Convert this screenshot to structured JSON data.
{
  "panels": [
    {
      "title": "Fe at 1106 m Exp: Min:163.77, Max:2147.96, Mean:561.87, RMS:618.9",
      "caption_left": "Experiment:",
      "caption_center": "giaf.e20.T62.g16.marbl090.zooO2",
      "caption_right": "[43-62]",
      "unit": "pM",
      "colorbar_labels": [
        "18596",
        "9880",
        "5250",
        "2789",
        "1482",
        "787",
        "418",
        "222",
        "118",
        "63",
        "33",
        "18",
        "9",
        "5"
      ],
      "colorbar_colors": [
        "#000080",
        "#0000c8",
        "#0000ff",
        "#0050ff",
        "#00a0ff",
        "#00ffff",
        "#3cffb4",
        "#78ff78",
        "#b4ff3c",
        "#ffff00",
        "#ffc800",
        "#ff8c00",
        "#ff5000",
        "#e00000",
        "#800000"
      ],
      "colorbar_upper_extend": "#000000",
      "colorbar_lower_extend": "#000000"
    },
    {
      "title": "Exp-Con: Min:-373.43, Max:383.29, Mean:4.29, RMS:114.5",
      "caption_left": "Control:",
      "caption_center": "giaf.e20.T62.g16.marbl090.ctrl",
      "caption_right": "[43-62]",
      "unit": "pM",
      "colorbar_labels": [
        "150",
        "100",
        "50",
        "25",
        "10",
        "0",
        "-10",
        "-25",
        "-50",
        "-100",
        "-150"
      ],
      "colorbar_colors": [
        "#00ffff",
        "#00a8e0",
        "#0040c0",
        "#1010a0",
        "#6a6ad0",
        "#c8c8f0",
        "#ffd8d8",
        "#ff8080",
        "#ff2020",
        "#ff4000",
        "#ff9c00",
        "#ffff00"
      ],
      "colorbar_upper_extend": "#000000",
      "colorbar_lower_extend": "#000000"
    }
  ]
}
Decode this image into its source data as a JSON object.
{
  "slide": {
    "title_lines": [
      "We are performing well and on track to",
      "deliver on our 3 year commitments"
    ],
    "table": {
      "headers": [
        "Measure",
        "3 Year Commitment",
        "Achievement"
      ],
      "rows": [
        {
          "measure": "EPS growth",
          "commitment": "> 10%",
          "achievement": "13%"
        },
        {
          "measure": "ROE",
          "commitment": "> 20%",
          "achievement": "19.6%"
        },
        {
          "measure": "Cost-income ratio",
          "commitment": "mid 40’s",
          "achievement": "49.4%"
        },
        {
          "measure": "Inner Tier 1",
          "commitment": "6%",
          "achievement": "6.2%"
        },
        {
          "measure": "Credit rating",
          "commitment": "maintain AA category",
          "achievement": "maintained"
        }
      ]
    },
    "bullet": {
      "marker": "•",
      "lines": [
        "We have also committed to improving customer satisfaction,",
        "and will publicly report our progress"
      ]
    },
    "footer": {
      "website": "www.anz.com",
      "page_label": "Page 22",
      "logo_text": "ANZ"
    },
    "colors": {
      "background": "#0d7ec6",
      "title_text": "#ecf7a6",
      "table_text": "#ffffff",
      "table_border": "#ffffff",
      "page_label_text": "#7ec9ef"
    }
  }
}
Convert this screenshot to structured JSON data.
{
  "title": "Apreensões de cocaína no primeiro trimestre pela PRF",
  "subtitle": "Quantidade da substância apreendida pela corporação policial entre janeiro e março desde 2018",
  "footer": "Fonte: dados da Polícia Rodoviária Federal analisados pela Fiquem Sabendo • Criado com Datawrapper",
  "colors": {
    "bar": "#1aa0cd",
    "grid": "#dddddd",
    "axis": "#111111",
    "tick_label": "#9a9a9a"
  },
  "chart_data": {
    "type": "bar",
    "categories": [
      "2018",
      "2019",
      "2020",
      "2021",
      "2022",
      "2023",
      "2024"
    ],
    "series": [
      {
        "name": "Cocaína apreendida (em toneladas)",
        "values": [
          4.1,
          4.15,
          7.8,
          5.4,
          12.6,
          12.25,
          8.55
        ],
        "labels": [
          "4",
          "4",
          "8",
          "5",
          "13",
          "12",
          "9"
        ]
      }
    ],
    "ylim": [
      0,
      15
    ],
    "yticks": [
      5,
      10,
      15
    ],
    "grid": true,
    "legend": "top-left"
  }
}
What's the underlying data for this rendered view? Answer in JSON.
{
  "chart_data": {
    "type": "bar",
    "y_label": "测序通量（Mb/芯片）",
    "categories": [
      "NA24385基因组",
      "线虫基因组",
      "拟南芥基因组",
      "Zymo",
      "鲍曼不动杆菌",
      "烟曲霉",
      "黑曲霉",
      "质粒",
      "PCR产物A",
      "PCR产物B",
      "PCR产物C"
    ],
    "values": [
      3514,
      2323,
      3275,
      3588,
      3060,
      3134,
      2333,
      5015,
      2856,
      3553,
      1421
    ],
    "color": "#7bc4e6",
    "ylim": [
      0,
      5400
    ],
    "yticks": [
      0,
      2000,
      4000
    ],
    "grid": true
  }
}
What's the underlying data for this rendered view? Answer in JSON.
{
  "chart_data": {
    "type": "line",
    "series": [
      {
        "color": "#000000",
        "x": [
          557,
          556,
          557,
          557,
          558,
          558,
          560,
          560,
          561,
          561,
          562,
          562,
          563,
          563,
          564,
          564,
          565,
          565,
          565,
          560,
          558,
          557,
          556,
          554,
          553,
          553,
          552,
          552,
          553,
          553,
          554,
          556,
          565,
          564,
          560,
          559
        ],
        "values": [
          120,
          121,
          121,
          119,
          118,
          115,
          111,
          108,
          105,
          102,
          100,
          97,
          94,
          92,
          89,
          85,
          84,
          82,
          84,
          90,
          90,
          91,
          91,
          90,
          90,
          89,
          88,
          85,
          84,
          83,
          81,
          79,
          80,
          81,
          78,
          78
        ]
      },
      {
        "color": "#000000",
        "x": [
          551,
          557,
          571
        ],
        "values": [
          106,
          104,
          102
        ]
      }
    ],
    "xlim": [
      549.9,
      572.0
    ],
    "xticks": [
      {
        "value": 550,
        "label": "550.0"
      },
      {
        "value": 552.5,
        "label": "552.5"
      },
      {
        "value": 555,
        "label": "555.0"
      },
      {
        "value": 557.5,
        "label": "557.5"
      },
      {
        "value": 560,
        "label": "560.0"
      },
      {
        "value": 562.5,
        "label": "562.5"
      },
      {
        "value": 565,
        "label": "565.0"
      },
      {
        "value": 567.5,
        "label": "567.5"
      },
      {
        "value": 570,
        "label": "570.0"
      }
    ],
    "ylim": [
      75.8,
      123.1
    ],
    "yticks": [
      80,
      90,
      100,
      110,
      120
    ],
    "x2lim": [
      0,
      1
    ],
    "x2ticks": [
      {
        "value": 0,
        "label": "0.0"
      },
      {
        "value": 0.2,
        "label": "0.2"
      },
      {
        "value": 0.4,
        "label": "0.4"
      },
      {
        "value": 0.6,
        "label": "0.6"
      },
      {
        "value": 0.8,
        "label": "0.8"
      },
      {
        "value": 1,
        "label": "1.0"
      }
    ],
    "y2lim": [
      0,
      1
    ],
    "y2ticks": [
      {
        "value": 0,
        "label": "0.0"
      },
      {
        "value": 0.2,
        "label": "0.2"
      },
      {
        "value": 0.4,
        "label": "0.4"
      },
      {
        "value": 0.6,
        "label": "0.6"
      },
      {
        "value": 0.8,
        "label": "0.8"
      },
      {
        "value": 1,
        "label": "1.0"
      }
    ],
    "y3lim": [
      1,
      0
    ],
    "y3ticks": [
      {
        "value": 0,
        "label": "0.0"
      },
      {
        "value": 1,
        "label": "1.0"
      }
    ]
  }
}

______

_AIM OF THE EXERCISE_
All of the lines above need to be given again exactly.

_TASK OUTPUT_
Convert this screenshot to structured JSON data.
{
  "panels": [
    {
      "title": "Fe at 1106 m Exp: Min:163.77, Max:2147.96, Mean:561.87, RMS:618.9",
      "caption_left": "Experiment:",
      "caption_center": "giaf.e20.T62.g16.marbl090.zooO2",
      "caption_right": "[43-62]",
      "unit": "pM",
      "colorbar_labels": [
        "18596",
        "9880",
        "5250",
        "2789",
        "1482",
        "787",
        "418",
        "222",
        "118",
        "63",
        "33",
        "18",
        "9",
        "5"
      ],
      "colorbar_colors": [
        "#000080",
        "#0000c8",
        "#0000ff",
        "#0050ff",
        "#00a0ff",
        "#00ffff",
        "#3cffb4",
        "#78ff78",
        "#b4ff3c",
        "#ffff00",
        "#ffc800",
        "#ff8c00",
        "#ff5000",
        "#e00000",
        "#800000"
      ],
      "colorbar_upper_extend": "#000000",
      "colorbar_lower_extend": "#000000"
    },
    {
      "title": "Exp-Con: Min:-373.43, Max:383.29, Mean:4.29, RMS:114.5",
      "caption_left": "Control:",
      "caption_center": "giaf.e20.T62.g16.marbl090.ctrl",
      "caption_right": "[43-62]",
      "unit": "pM",
      "colorbar_labels": [
        "150",
        "100",
        "50",
        "25",
        "10",
        "0",
        "-10",
        "-25",
        "-50",
        "-100",
        "-150"
      ],
      "colorbar_colors": [
        "#00ffff",
        "#00a8e0",
        "#0040c0",
        "#1010a0",
        "#6a6ad0",
        "#c8c8f0",
        "#ffd8d8",
        "#ff8080",
        "#ff2020",
        "#ff4000",
        "#ff9c00",
        "#ffff00"
      ],
      "colorbar_upper_extend": "#000000",
      "colorbar_lower_extend": "#000000"
    }
  ]
}
Decode this image into its source data as a JSON object.
{
  "slide": {
    "title_lines": [
      "We are performing well and on track to",
      "deliver on our 3 year commitments"
    ],
    "table": {
      "headers": [
        "Measure",
        "3 Year Commitment",
        "Achievement"
      ],
      "rows": [
        {
          "measure": "EPS growth",
          "commitment": "> 10%",
          "achievement": "13%"
        },
        {
          "measure": "ROE",
          "commitment": "> 20%",
          "achievement": "19.6%"
        },
        {
          "measure": "Cost-income ratio",
          "commitment": "mid 40’s",
          "achievement": "49.4%"
        },
        {
          "measure": "Inner Tier 1",
          "commitment": "6%",
          "achievement": "6.2%"
        },
        {
          "measure": "Credit rating",
          "commitment": "maintain AA category",
          "achievement": "maintained"
        }
      ]
    },
    "bullet": {
      "marker": "•",
      "lines": [
        "We have also committed to improving customer satisfaction,",
        "and will publicly report our progress"
      ]
    },
    "footer": {
      "website": "www.anz.com",
      "page_label": "Page 22",
      "logo_text": "ANZ"
    },
    "colors": {
      "background": "#0d7ec6",
      "title_text": "#ecf7a6",
      "table_text": "#ffffff",
      "table_border": "#ffffff",
      "page_label_text": "#7ec9ef"
    }
  }
}
Convert this screenshot to structured JSON data.
{
  "title": "Apreensões de cocaína no primeiro trimestre pela PRF",
  "subtitle": "Quantidade da substância apreendida pela corporação policial entre janeiro e março desde 2018",
  "footer": "Fonte: dados da Polícia Rodoviária Federal analisados pela Fiquem Sabendo • Criado com Datawrapper",
  "colors": {
    "bar": "#1aa0cd",
    "grid": "#dddddd",
    "axis": "#111111",
    "tick_label": "#9a9a9a"
  },
  "chart_data": {
    "type": "bar",
    "categories": [
      "2018",
      "2019",
      "2020",
      "2021",
      "2022",
      "2023",
      "2024"
    ],
    "series": [
      {
        "name": "Cocaína apreendida (em toneladas)",
        "values": [
          4.1,
          4.15,
          7.8,
          5.4,
          12.6,
          12.25,
          8.55
        ],
        "labels": [
          "4",
          "4",
          "8",
          "5",
          "13",
          "12",
          "9"
        ]
      }
    ],
    "ylim": [
      0,
      15
    ],
    "yticks": [
      5,
      10,
      15
    ],
    "grid": true,
    "legend": "top-left"
  }
}
What's the underlying data for this rendered view? Answer in JSON.
{
  "chart_data": {
    "type": "bar",
    "y_label": "测序通量（Mb/芯片）",
    "categories": [
      "NA24385基因组",
      "线虫基因组",
      "拟南芥基因组",
      "Zymo",
      "鲍曼不动杆菌",
      "烟曲霉",
      "黑曲霉",
      "质粒",
      "PCR产物A",
      "PCR产物B",
      "PCR产物C"
    ],
    "values": [
      3514,
      2323,
      3275,
      3588,
      3060,
      3134,
      2333,
      5015,
      2856,
      3553,
      1421
    ],
    "color": "#7bc4e6",
    "ylim": [
      0,
      5400
    ],
    "yticks": [
      0,
      2000,
      4000
    ],
    "grid": true
  }
}
What's the underlying data for this rendered view? Answer in JSON.
{
  "chart_data": {
    "type": "line",
    "series": [
      {
        "color": "#000000",
        "x": [
          557,
          556,
          557,
          557,
          558,
          558,
          560,
          560,
          561,
          561,
          562,
          562,
          563,
          563,
          564,
          564,
          565,
          565,
          565,
          560,
          558,
          557,
          556,
          554,
          553,
          553,
          552,
          552,
          553,
          553,
          554,
          556,
          565,
          564,
          560,
          559
        ],
        "values": [
          120,
          121,
          121,
          119,
          118,
          115,
          111,
          108,
          105,
          102,
          100,
          97,
          94,
          92,
          89,
          85,
          84,
          82,
          84,
          90,
          90,
          91,
          91,
          90,
          90,
          89,
          88,
          85,
          84,
          83,
          81,
          79,
          80,
          81,
          78,
          78
        ]
      },
      {
        "color": "#000000",
        "x": [
          551,
          557,
          571
        ],
        "values": [
          106,
          104,
          102
        ]
      }
    ],
    "xlim": [
      549.9,
      572.0
    ],
    "xticks": [
      {
        "value": 550,
        "label": "550.0"
      },
      {
        "value": 552.5,
        "label": "552.5"
      },
      {
        "value": 555,
        "label": "555.0"
      },
      {
        "value": 557.5,
        "label": "557.5"
      },
      {
        "value": 560,
        "label": "560.0"
      },
      {
        "value": 562.5,
        "label": "562.5"
      },
      {
        "value": 565,
        "label": "565.0"
      },
      {
        "value": 567.5,
        "label": "567.5"
      },
      {
        "value": 570,
        "label": "570.0"
      }
    ],
    "ylim": [
      75.8,
      123.1
    ],
    "yticks": [
      80,
      90,
      100,
      110,
      120
    ],
    "x2lim": [
      0,
      1
    ],
    "x2ticks": [
      {
        "value": 0,
        "label": "0.0"
      },
      {
        "value": 0.2,
        "label": "0.2"
      },
      {
        "value": 0.4,
        "label": "0.4"
      },
      {
        "value": 0.6,
        "label": "0.6"
      },
      {
        "value": 0.8,
        "label": "0.8"
      },
      {
        "value": 1,
        "label": "1.0"
      }
    ],
    "y2lim": [
      0,
      1
    ],
    "y2ticks": [
      {
        "value": 0,
        "label": "0.0"
      },
      {
        "value": 0.2,
        "label": "0.2"
      },
      {
        "value": 0.4,
        "label": "0.4"
      },
      {
        "value": 0.6,
        "label": "0.6"
      },
      {
        "value": 0.8,
        "label": "0.8"
      },
      {
        "value": 1,
        "label": "1.0"
      }
    ],
    "y3lim": [
      1,
      0
    ],
    "y3ticks": [
      {
        "value": 0,
        "label": "0.0"
      },
      {
        "value": 1,
        "label": "1.0"
      }
    ]
  }
}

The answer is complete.